=== Stored items ===

BEGIN

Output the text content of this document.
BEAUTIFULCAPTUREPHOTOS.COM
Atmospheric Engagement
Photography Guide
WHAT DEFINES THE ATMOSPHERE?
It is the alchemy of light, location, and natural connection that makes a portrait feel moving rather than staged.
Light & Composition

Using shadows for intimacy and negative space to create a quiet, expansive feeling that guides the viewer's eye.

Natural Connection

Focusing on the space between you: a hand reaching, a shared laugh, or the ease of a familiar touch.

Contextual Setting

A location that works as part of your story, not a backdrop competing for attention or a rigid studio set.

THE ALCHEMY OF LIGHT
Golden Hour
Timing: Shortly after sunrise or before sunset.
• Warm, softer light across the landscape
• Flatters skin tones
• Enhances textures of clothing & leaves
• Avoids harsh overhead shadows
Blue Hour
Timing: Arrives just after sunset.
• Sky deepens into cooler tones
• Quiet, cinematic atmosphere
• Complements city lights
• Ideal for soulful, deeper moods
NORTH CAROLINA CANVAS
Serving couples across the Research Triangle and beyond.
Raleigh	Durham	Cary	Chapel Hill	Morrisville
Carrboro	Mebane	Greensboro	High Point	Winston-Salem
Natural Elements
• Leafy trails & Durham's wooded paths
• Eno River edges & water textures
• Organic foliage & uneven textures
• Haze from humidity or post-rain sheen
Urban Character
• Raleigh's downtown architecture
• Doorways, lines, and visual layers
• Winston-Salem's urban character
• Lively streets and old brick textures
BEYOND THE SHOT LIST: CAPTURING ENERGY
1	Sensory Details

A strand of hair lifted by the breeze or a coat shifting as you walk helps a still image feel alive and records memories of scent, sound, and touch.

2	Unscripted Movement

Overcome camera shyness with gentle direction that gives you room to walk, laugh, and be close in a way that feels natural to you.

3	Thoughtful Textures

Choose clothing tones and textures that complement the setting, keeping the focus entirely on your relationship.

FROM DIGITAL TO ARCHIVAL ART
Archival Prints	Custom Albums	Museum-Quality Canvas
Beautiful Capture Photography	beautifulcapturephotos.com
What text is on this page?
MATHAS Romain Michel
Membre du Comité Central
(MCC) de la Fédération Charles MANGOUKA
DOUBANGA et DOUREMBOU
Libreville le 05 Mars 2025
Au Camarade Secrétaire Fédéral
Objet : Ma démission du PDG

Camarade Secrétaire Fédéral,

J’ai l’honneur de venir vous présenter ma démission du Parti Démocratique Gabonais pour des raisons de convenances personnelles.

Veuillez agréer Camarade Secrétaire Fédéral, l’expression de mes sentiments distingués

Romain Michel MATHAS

END

=== Objective ===
Copy out each line of the material that holds the word "touch".

=== Answer ===
Focusing on the space between you: a hand reaching, a shared laugh, or the ease of a familiar touch.
A strand of hair lifted by the breeze or a coat shifting as you walk helps a still image feel alive and records memories of scent, sound, and touch.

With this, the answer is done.